Saved data entries
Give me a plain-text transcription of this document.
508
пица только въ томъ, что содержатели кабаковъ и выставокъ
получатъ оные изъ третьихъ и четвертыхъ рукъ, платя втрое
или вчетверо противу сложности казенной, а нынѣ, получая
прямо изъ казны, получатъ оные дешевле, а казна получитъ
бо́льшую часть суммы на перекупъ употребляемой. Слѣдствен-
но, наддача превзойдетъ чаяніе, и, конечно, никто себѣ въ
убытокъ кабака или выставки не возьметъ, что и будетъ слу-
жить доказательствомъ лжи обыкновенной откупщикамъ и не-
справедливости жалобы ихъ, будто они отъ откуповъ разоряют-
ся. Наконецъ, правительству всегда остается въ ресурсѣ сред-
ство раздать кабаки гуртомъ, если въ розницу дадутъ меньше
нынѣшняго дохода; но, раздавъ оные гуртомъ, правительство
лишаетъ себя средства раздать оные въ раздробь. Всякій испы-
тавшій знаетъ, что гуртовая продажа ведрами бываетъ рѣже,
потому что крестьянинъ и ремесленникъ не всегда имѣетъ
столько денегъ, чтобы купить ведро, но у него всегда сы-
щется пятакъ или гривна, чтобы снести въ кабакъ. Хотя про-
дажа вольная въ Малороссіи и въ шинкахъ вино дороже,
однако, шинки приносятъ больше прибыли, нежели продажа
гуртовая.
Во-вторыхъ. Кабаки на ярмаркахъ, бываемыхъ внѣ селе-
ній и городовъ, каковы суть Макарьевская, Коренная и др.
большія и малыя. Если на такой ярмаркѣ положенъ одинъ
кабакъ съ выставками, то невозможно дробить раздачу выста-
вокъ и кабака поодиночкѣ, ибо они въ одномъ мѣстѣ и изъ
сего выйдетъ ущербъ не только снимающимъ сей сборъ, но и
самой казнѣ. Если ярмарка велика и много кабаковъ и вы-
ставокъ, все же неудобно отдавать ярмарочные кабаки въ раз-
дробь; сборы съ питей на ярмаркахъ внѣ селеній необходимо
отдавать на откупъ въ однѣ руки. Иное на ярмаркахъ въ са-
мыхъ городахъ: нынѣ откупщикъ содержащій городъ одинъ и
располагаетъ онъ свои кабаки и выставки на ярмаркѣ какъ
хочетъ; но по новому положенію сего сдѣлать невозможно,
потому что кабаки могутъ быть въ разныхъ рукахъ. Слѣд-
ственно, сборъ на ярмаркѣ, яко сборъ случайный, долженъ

WHAT TO DO
Reproduce every line of the material above exactly.

SOLUTION FOR THIS PROBLEM
Give me a plain-text transcription of this document.
508
пица только въ томъ, что содержатели кабаковъ и выставокъ
получатъ оные изъ третьихъ и четвертыхъ рукъ, платя втрое
или вчетверо противу сложности казенной, а нынѣ, получая
прямо изъ казны, получатъ оные дешевле, а казна получитъ
бо́льшую часть суммы на перекупъ употребляемой. Слѣдствен-
но, наддача превзойдетъ чаяніе, и, конечно, никто себѣ въ
убытокъ кабака или выставки не возьметъ, что и будетъ слу-
жить доказательствомъ лжи обыкновенной откупщикамъ и не-
справедливости жалобы ихъ, будто они отъ откуповъ разоряют-
ся. Наконецъ, правительству всегда остается въ ресурсѣ сред-
ство раздать кабаки гуртомъ, если въ розницу дадутъ меньше
нынѣшняго дохода; но, раздавъ оные гуртомъ, правительство
лишаетъ себя средства раздать оные въ раздробь. Всякій испы-
тавшій знаетъ, что гуртовая продажа ведрами бываетъ рѣже,
потому что крестьянинъ и ремесленникъ не всегда имѣетъ
столько денегъ, чтобы купить ведро, но у него всегда сы-
щется пятакъ или гривна, чтобы снести въ кабакъ. Хотя про-
дажа вольная въ Малороссіи и въ шинкахъ вино дороже,
однако, шинки приносятъ больше прибыли, нежели продажа
гуртовая.
Во-вторыхъ. Кабаки на ярмаркахъ, бываемыхъ внѣ селе-
ній и городовъ, каковы суть Макарьевская, Коренная и др.
большія и малыя. Если на такой ярмаркѣ положенъ одинъ
кабакъ съ выставками, то невозможно дробить раздачу выста-
вокъ и кабака поодиночкѣ, ибо они въ одномъ мѣстѣ и изъ
сего выйдетъ ущербъ не только снимающимъ сей сборъ, но и
самой казнѣ. Если ярмарка велика и много кабаковъ и вы-
ставокъ, все же неудобно отдавать ярмарочные кабаки въ раз-
дробь; сборы съ питей на ярмаркахъ внѣ селеній необходимо
отдавать на откупъ въ однѣ руки. Иное на ярмаркахъ въ са-
мыхъ городахъ: нынѣ откупщикъ содержащій городъ одинъ и
располагаетъ онъ свои кабаки и выставки на ярмаркѣ какъ
хочетъ; но по новому положенію сего сдѣлать невозможно,
потому что кабаки могутъ быть въ разныхъ рукахъ. Слѣд-
ственно, сборъ на ярмаркѣ, яко сборъ случайный, долженъ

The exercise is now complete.